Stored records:
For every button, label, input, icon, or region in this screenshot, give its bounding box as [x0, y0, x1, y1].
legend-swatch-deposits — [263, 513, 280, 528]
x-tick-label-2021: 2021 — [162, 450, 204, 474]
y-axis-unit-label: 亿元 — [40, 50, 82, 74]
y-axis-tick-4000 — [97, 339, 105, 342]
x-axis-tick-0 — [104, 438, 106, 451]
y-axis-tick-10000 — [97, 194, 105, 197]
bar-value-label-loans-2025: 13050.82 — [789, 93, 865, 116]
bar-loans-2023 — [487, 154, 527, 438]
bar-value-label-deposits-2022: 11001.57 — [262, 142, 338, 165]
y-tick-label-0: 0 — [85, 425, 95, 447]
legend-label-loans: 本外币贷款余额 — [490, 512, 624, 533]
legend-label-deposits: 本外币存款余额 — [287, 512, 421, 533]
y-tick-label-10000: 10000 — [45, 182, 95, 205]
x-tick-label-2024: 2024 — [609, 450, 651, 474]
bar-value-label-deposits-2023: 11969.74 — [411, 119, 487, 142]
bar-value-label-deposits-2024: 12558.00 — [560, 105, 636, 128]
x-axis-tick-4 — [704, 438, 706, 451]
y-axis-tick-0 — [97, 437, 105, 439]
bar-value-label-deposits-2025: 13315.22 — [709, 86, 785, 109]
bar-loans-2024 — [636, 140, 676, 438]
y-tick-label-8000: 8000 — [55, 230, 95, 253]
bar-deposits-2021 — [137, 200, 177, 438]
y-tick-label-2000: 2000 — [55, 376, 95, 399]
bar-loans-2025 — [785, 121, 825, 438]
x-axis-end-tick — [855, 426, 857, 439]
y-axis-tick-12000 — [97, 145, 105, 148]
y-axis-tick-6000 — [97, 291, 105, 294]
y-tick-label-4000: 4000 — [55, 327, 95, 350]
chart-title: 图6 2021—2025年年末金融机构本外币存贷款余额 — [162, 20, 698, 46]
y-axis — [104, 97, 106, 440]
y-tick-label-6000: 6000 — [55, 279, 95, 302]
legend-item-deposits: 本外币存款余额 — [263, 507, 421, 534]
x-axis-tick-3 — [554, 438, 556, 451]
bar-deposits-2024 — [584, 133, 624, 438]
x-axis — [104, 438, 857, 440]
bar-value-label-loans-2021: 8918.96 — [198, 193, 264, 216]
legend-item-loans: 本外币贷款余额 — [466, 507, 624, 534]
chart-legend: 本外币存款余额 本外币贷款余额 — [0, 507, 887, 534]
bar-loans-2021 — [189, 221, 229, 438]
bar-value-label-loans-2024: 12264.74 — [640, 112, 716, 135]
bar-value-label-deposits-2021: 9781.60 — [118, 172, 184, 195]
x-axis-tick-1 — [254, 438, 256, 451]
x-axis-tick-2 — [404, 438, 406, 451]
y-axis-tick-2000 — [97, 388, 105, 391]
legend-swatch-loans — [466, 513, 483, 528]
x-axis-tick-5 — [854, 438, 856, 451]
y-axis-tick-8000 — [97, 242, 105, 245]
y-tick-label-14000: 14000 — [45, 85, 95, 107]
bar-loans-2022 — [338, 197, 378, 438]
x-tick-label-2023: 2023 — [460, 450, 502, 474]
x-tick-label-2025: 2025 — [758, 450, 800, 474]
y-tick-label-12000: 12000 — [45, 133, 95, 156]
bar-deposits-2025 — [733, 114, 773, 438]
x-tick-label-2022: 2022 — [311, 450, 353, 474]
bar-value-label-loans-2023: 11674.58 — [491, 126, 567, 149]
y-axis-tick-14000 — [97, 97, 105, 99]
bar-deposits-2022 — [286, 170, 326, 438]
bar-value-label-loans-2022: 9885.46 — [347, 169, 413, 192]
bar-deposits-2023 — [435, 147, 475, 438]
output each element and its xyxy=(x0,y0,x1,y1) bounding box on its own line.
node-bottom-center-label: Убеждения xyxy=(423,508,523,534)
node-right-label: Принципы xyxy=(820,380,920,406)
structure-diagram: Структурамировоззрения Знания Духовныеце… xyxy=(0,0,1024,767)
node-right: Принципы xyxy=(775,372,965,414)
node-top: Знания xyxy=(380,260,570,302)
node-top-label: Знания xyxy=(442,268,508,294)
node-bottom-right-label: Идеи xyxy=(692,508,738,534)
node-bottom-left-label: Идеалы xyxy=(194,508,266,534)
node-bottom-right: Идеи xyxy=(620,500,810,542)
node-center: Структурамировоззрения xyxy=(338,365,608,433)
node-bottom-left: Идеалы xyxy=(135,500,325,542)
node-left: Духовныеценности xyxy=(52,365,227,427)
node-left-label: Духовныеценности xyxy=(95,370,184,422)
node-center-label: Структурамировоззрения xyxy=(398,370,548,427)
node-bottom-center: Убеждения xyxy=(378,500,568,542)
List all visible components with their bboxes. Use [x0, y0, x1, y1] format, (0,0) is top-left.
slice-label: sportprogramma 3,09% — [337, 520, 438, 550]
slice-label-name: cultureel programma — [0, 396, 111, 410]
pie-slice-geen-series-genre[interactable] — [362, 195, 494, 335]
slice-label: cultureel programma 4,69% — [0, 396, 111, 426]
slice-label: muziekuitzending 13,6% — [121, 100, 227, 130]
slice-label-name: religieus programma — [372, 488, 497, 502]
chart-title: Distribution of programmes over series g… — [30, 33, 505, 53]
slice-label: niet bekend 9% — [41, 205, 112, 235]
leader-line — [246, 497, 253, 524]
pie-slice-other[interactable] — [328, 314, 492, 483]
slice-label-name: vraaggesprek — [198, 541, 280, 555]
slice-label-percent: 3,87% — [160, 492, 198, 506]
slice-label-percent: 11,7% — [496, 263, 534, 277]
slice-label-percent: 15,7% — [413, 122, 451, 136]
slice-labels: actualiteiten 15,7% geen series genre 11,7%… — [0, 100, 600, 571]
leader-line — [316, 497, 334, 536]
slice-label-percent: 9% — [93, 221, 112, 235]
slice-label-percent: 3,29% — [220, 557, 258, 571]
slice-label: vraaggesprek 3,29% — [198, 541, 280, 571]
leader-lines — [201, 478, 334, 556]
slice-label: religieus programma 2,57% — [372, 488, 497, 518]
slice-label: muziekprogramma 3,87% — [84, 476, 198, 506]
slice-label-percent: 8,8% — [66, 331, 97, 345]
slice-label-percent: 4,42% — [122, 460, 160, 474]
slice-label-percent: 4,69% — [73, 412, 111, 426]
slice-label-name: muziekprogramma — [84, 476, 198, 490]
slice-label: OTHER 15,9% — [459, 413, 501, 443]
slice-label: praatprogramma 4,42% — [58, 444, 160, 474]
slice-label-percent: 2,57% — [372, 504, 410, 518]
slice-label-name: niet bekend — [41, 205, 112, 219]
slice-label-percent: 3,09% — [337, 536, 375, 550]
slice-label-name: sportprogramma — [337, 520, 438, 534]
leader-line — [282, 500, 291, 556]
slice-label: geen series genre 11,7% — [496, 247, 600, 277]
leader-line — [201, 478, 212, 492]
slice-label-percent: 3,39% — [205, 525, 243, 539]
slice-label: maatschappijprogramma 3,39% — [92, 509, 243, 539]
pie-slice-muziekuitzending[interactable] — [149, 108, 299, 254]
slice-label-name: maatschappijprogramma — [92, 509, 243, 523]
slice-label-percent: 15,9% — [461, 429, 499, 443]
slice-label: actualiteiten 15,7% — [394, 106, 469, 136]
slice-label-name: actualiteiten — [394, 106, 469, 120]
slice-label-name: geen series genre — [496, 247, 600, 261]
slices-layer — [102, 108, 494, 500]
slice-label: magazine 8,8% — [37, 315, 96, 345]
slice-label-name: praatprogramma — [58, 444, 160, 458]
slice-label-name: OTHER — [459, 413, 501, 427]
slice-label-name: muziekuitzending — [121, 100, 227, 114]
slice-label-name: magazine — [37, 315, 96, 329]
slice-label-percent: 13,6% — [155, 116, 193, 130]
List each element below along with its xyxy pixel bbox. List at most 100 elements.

--

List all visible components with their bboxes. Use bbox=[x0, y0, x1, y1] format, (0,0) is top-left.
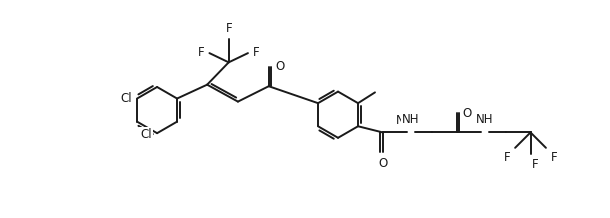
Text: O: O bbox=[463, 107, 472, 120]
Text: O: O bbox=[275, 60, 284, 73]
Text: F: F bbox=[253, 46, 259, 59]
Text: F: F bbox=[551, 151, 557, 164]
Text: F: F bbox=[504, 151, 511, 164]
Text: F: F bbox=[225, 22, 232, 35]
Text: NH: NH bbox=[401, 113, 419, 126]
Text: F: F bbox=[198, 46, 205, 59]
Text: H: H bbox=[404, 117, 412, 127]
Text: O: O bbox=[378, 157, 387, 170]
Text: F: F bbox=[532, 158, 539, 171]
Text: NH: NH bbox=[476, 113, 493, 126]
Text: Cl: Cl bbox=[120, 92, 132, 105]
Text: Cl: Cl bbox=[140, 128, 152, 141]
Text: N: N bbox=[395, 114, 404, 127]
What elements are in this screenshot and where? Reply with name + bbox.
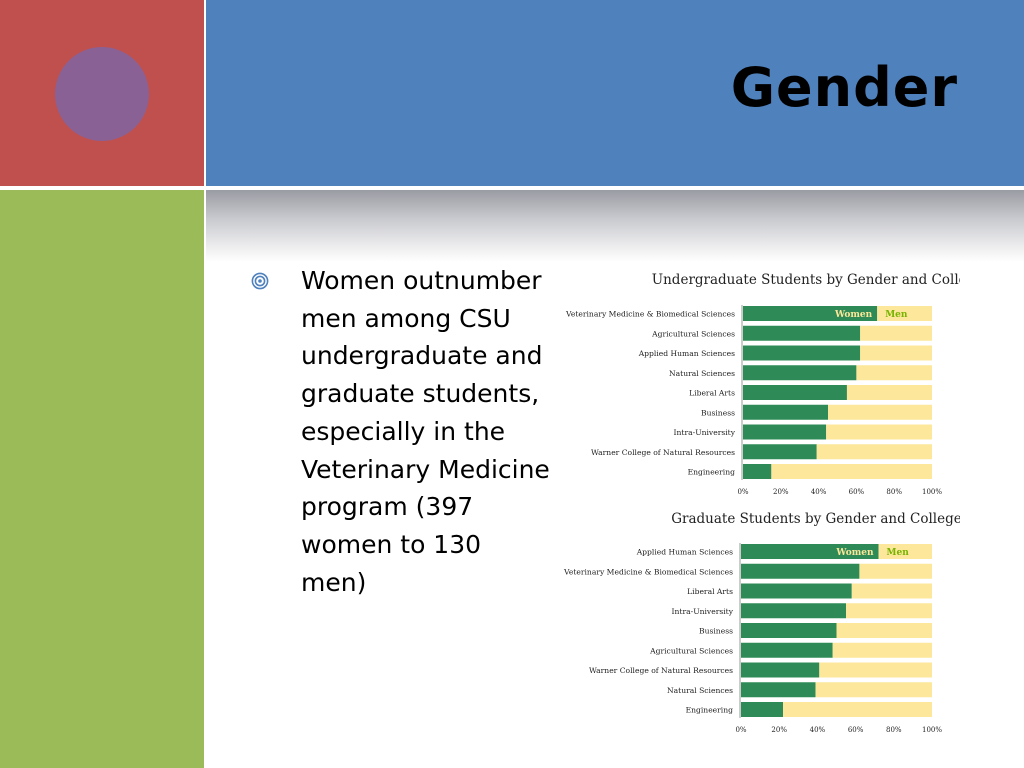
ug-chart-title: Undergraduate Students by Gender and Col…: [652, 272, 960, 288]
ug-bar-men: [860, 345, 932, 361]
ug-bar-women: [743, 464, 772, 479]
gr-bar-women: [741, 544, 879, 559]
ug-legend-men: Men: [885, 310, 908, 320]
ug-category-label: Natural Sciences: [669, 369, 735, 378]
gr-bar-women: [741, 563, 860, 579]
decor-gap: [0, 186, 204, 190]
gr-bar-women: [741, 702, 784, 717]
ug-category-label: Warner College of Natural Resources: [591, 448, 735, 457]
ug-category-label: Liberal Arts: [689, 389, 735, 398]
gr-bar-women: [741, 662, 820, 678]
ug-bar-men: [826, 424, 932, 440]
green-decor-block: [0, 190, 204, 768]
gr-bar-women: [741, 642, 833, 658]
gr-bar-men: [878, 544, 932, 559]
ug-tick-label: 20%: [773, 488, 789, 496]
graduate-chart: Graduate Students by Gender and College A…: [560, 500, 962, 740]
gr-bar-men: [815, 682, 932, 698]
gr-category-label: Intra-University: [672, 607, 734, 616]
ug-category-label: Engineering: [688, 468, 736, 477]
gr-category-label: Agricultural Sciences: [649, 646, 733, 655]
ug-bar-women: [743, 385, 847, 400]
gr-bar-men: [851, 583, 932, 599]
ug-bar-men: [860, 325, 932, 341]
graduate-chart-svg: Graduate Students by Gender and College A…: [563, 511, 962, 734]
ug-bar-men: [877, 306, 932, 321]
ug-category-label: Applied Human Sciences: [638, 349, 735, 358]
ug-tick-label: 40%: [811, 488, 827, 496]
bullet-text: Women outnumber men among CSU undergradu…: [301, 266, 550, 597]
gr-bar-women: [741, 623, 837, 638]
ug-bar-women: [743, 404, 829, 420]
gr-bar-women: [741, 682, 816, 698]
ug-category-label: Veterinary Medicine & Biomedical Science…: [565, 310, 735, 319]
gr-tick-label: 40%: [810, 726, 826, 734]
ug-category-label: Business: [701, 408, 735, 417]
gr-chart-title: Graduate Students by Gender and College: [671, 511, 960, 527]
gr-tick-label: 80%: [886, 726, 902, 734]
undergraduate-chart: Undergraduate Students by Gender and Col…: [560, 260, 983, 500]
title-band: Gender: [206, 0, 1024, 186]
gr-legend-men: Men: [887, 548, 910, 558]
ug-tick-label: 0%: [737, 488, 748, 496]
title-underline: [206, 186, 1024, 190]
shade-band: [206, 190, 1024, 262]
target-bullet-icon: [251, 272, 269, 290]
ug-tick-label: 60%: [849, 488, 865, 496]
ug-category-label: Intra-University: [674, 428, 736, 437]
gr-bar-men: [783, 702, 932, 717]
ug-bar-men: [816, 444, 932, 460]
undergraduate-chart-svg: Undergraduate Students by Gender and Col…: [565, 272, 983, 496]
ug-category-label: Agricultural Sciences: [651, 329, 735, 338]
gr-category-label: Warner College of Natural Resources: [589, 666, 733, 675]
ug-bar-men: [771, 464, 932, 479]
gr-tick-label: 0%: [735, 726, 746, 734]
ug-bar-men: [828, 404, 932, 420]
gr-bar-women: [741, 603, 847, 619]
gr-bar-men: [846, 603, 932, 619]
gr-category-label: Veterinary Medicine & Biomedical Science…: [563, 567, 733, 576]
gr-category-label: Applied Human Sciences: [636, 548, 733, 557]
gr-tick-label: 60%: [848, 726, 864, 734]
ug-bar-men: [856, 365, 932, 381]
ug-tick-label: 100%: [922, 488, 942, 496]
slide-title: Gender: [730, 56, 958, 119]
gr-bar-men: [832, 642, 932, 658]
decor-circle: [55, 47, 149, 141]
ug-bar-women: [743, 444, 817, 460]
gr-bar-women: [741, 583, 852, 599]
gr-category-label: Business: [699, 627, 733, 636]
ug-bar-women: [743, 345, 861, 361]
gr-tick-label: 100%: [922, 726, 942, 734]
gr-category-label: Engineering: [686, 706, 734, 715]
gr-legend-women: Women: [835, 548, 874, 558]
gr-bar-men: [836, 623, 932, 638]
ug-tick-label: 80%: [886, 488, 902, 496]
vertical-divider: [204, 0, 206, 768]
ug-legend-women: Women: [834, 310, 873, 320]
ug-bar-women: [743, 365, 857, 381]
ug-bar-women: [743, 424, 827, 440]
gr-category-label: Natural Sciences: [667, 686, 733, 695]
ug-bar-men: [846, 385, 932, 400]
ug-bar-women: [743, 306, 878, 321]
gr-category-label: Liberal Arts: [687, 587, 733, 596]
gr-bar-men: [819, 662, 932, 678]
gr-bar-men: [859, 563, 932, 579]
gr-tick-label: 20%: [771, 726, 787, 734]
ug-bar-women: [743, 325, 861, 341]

---

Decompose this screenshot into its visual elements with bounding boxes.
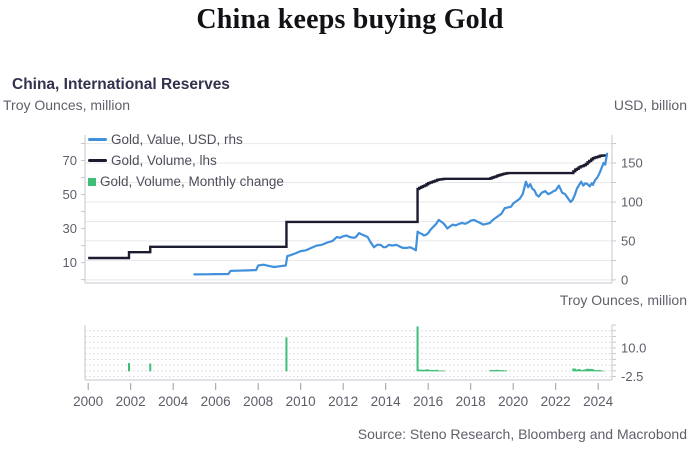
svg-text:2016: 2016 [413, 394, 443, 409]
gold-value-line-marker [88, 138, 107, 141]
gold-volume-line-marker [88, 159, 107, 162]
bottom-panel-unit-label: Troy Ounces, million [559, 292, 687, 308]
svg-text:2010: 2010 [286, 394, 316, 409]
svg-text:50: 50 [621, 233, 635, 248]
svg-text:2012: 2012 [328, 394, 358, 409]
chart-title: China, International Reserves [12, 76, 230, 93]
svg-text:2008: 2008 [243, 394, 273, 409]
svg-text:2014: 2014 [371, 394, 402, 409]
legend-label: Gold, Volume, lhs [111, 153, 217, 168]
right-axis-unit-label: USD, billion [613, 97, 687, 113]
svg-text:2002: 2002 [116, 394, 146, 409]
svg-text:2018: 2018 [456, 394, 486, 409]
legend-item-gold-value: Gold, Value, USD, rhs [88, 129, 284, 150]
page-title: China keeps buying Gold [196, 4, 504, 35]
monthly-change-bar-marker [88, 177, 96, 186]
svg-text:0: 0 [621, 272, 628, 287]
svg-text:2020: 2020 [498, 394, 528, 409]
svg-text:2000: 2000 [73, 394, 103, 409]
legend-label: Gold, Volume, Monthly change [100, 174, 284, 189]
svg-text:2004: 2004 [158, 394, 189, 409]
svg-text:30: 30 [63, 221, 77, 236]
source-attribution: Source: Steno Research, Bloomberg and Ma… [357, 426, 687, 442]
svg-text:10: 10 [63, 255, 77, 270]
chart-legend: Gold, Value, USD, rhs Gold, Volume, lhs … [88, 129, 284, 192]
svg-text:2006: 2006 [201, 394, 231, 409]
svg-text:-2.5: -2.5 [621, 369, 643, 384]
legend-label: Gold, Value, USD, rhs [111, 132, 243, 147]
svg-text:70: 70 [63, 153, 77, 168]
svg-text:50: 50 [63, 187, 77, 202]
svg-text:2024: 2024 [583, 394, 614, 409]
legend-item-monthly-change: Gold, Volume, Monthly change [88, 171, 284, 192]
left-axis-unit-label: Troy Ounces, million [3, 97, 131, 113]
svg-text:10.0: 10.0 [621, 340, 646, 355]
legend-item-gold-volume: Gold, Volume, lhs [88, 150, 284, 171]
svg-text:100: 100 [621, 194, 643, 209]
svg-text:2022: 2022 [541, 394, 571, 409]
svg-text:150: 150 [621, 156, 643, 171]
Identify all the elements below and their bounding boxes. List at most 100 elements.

**What you are asked to do:**
Copy the stretch of the listing from the line containing "svg-text:2016: 2016 [413, 394, 443, 409]" through the line containing "Identify all the", both of those lines included, reproducing every line verbatim.

**Written response:**
svg-text:2016: 2016 [413, 394, 443, 409]
gold-value-line-marker [88, 138, 107, 141]
gold-volume-line-marker [88, 159, 107, 162]
bottom-panel-unit-label: Troy Ounces, million [559, 292, 687, 308]
svg-text:2010: 2010 [286, 394, 316, 409]
svg-text:50: 50 [621, 233, 635, 248]
svg-text:2012: 2012 [328, 394, 358, 409]
chart-title: China, International Reserves [12, 76, 230, 93]
svg-text:2008: 2008 [243, 394, 273, 409]
svg-text:2014: 2014 [371, 394, 402, 409]
legend-label: Gold, Volume, lhs [111, 153, 217, 168]
right-axis-unit-label: USD, billion [613, 97, 687, 113]
svg-text:2002: 2002 [116, 394, 146, 409]
svg-text:2018: 2018 [456, 394, 486, 409]
legend-item-gold-value: Gold, Value, USD, rhs [88, 129, 284, 150]
page-title: China keeps buying Gold [196, 4, 504, 35]
monthly-change-bar-marker [88, 177, 96, 186]
svg-text:0: 0 [621, 272, 628, 287]
svg-text:2020: 2020 [498, 394, 528, 409]
svg-text:2000: 2000 [73, 394, 103, 409]
legend-label: Gold, Volume, Monthly change [100, 174, 284, 189]
svg-text:2004: 2004 [158, 394, 189, 409]
svg-text:30: 30 [63, 221, 77, 236]
source-attribution: Source: Steno Research, Bloomberg and Ma… [357, 426, 687, 442]
svg-text:10: 10 [63, 255, 77, 270]
chart-legend: Gold, Value, USD, rhs Gold, Volume, lhs … [88, 129, 284, 192]
svg-text:2006: 2006 [201, 394, 231, 409]
svg-text:-2.5: -2.5 [621, 369, 643, 384]
legend-label: Gold, Value, USD, rhs [111, 132, 243, 147]
svg-text:70: 70 [63, 153, 77, 168]
svg-text:50: 50 [63, 187, 77, 202]
svg-text:2024: 2024 [583, 394, 614, 409]
legend-item-monthly-change: Gold, Volume, Monthly change [88, 171, 284, 192]
left-axis-unit-label: Troy Ounces, million [3, 97, 131, 113]
svg-text:10.0: 10.0 [621, 340, 646, 355]
legend-item-gold-volume: Gold, Volume, lhs [88, 150, 284, 171]
svg-text:100: 100 [621, 194, 643, 209]
svg-text:2022: 2022 [541, 394, 571, 409]
svg-text:150: 150 [621, 156, 643, 171]
Identify all the elements below and their bounding boxes. List at most 100 elements.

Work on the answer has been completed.